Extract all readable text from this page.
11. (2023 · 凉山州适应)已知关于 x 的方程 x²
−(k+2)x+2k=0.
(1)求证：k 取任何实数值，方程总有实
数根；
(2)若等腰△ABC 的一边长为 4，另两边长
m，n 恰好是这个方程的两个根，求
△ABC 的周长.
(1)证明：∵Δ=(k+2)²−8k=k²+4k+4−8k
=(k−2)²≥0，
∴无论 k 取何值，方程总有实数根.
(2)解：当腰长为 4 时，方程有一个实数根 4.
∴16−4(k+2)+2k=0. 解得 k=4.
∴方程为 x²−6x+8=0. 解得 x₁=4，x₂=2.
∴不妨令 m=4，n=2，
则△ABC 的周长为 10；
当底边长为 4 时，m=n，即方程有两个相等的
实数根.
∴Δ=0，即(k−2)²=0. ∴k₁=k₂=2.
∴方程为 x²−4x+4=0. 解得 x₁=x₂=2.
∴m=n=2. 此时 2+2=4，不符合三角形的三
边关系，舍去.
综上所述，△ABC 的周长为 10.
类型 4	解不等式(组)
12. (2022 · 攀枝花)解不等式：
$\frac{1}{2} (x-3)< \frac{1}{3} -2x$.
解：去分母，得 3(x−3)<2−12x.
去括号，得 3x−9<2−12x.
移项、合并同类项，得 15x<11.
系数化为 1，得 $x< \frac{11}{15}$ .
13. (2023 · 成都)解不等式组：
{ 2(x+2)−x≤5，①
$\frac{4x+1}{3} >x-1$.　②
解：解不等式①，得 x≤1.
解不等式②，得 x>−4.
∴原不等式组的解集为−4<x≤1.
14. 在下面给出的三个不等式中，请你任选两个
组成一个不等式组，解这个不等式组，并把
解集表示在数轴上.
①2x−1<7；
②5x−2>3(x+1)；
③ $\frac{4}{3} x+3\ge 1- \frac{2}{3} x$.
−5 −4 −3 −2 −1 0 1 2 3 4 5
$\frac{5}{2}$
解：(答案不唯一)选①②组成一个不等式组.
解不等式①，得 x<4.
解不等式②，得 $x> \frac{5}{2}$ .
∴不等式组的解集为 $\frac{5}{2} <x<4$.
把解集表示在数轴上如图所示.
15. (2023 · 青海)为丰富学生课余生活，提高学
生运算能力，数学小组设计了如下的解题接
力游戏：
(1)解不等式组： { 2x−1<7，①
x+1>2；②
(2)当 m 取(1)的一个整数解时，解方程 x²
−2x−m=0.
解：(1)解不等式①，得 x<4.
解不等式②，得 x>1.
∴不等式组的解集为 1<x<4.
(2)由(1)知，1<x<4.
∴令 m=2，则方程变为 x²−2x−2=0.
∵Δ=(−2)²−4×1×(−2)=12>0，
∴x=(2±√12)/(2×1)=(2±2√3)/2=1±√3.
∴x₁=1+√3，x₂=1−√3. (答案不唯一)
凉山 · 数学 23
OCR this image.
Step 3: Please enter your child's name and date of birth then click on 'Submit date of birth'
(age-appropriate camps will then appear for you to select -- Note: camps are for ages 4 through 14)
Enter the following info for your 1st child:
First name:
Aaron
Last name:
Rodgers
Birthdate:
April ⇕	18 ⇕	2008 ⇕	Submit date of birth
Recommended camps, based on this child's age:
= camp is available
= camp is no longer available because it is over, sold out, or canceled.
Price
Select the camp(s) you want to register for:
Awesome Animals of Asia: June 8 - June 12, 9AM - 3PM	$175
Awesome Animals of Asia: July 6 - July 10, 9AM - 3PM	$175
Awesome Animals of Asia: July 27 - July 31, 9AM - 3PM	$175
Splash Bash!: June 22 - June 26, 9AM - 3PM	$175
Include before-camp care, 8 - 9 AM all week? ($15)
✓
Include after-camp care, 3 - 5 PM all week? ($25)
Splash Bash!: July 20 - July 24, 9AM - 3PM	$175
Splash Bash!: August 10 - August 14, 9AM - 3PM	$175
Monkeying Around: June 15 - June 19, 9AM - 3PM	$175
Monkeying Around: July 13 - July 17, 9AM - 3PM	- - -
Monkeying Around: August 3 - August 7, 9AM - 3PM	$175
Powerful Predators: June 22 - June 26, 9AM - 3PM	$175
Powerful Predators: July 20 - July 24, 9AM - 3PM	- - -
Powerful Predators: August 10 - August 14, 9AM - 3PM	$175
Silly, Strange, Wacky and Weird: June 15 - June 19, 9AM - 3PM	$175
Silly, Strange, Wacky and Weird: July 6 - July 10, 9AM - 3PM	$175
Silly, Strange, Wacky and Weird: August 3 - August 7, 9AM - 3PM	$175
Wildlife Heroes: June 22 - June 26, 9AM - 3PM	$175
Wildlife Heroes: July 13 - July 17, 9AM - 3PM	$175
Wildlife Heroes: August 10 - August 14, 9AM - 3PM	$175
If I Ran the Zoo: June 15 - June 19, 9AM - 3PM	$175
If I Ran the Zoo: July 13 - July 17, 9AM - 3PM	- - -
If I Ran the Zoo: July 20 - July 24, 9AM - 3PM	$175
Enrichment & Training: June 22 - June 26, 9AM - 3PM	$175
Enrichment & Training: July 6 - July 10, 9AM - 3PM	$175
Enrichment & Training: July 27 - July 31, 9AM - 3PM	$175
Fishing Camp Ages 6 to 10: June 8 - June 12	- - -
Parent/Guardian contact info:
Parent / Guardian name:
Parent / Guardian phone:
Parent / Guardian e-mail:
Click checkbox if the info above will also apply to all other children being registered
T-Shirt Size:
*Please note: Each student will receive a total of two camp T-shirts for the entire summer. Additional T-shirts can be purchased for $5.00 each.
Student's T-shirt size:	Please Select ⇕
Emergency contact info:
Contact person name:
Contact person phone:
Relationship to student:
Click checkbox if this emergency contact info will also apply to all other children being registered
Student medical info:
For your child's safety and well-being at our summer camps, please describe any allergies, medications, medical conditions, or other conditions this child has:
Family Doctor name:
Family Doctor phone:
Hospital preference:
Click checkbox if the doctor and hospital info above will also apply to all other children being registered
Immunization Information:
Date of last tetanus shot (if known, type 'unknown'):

▬▬▬▬▬▬

• _Challenge_:
Extract each line of the listing above, copying it word for word.

• _Answer below_:
Extract all readable text from this page.
11. (2023 · 凉山州适应)已知关于 x 的方程 x²
−(k+2)x+2k=0.
(1)求证：k 取任何实数值，方程总有实
数根；
(2)若等腰△ABC 的一边长为 4，另两边长
m，n 恰好是这个方程的两个根，求
△ABC 的周长.
(1)证明：∵Δ=(k+2)²−8k=k²+4k+4−8k
=(k−2)²≥0，
∴无论 k 取何值，方程总有实数根.
(2)解：当腰长为 4 时，方程有一个实数根 4.
∴16−4(k+2)+2k=0. 解得 k=4.
∴方程为 x²−6x+8=0. 解得 x₁=4，x₂=2.
∴不妨令 m=4，n=2，
则△ABC 的周长为 10；
当底边长为 4 时，m=n，即方程有两个相等的
实数根.
∴Δ=0，即(k−2)²=0. ∴k₁=k₂=2.
∴方程为 x²−4x+4=0. 解得 x₁=x₂=2.
∴m=n=2. 此时 2+2=4，不符合三角形的三
边关系，舍去.
综上所述，△ABC 的周长为 10.
类型 4	解不等式(组)
12. (2022 · 攀枝花)解不等式：
$\frac{1}{2} (x-3)< \frac{1}{3} -2x$.
解：去分母，得 3(x−3)<2−12x.
去括号，得 3x−9<2−12x.
移项、合并同类项，得 15x<11.
系数化为 1，得 $x< \frac{11}{15}$ .
13. (2023 · 成都)解不等式组：
{ 2(x+2)−x≤5，①
$\frac{4x+1}{3} >x-1$.　②
解：解不等式①，得 x≤1.
解不等式②，得 x>−4.
∴原不等式组的解集为−4<x≤1.
14. 在下面给出的三个不等式中，请你任选两个
组成一个不等式组，解这个不等式组，并把
解集表示在数轴上.
①2x−1<7；
②5x−2>3(x+1)；
③ $\frac{4}{3} x+3\ge 1- \frac{2}{3} x$.
−5 −4 −3 −2 −1 0 1 2 3 4 5
$\frac{5}{2}$
解：(答案不唯一)选①②组成一个不等式组.
解不等式①，得 x<4.
解不等式②，得 $x> \frac{5}{2}$ .
∴不等式组的解集为 $\frac{5}{2} <x<4$.
把解集表示在数轴上如图所示.
15. (2023 · 青海)为丰富学生课余生活，提高学
生运算能力，数学小组设计了如下的解题接
力游戏：
(1)解不等式组： { 2x−1<7，①
x+1>2；②
(2)当 m 取(1)的一个整数解时，解方程 x²
−2x−m=0.
解：(1)解不等式①，得 x<4.
解不等式②，得 x>1.
∴不等式组的解集为 1<x<4.
(2)由(1)知，1<x<4.
∴令 m=2，则方程变为 x²−2x−2=0.
∵Δ=(−2)²−4×1×(−2)=12>0，
∴x=(2±√12)/(2×1)=(2±2√3)/2=1±√3.
∴x₁=1+√3，x₂=1−√3. (答案不唯一)
凉山 · 数学 23
OCR this image.
Step 3: Please enter your child's name and date of birth then click on 'Submit date of birth'
(age-appropriate camps will then appear for you to select -- Note: camps are for ages 4 through 14)
Enter the following info for your 1st child:
First name:
Aaron
Last name:
Rodgers
Birthdate:
April ⇕	18 ⇕	2008 ⇕	Submit date of birth
Recommended camps, based on this child's age:
= camp is available
= camp is no longer available because it is over, sold out, or canceled.
Price
Select the camp(s) you want to register for:
Awesome Animals of Asia: June 8 - June 12, 9AM - 3PM	$175
Awesome Animals of Asia: July 6 - July 10, 9AM - 3PM	$175
Awesome Animals of Asia: July 27 - July 31, 9AM - 3PM	$175
Splash Bash!: June 22 - June 26, 9AM - 3PM	$175
Include before-camp care, 8 - 9 AM all week? ($15)
✓
Include after-camp care, 3 - 5 PM all week? ($25)
Splash Bash!: July 20 - July 24, 9AM - 3PM	$175
Splash Bash!: August 10 - August 14, 9AM - 3PM	$175
Monkeying Around: June 15 - June 19, 9AM - 3PM	$175
Monkeying Around: July 13 - July 17, 9AM - 3PM	- - -
Monkeying Around: August 3 - August 7, 9AM - 3PM	$175
Powerful Predators: June 22 - June 26, 9AM - 3PM	$175
Powerful Predators: July 20 - July 24, 9AM - 3PM	- - -
Powerful Predators: August 10 - August 14, 9AM - 3PM	$175
Silly, Strange, Wacky and Weird: June 15 - June 19, 9AM - 3PM	$175
Silly, Strange, Wacky and Weird: July 6 - July 10, 9AM - 3PM	$175
Silly, Strange, Wacky and Weird: August 3 - August 7, 9AM - 3PM	$175
Wildlife Heroes: June 22 - June 26, 9AM - 3PM	$175
Wildlife Heroes: July 13 - July 17, 9AM - 3PM	$175
Wildlife Heroes: August 10 - August 14, 9AM - 3PM	$175
If I Ran the Zoo: June 15 - June 19, 9AM - 3PM	$175
If I Ran the Zoo: July 13 - July 17, 9AM - 3PM	- - -
If I Ran the Zoo: July 20 - July 24, 9AM - 3PM	$175
Enrichment & Training: June 22 - June 26, 9AM - 3PM	$175
Enrichment & Training: July 6 - July 10, 9AM - 3PM	$175
Enrichment & Training: July 27 - July 31, 9AM - 3PM	$175
Fishing Camp Ages 6 to 10: June 8 - June 12	- - -
Parent/Guardian contact info:
Parent / Guardian name:
Parent / Guardian phone:
Parent / Guardian e-mail:
Click checkbox if the info above will also apply to all other children being registered
T-Shirt Size:
*Please note: Each student will receive a total of two camp T-shirts for the entire summer. Additional T-shirts can be purchased for $5.00 each.
Student's T-shirt size:	Please Select ⇕
Emergency contact info:
Contact person name:
Contact person phone:
Relationship to student:
Click checkbox if this emergency contact info will also apply to all other children being registered
Student medical info:
For your child's safety and well-being at our summer camps, please describe any allergies, medications, medical conditions, or other conditions this child has:
Family Doctor name:
Family Doctor phone:
Hospital preference:
Click checkbox if the doctor and hospital info above will also apply to all other children being registered
Immunization Information:
Date of last tetanus shot (if known, type 'unknown'):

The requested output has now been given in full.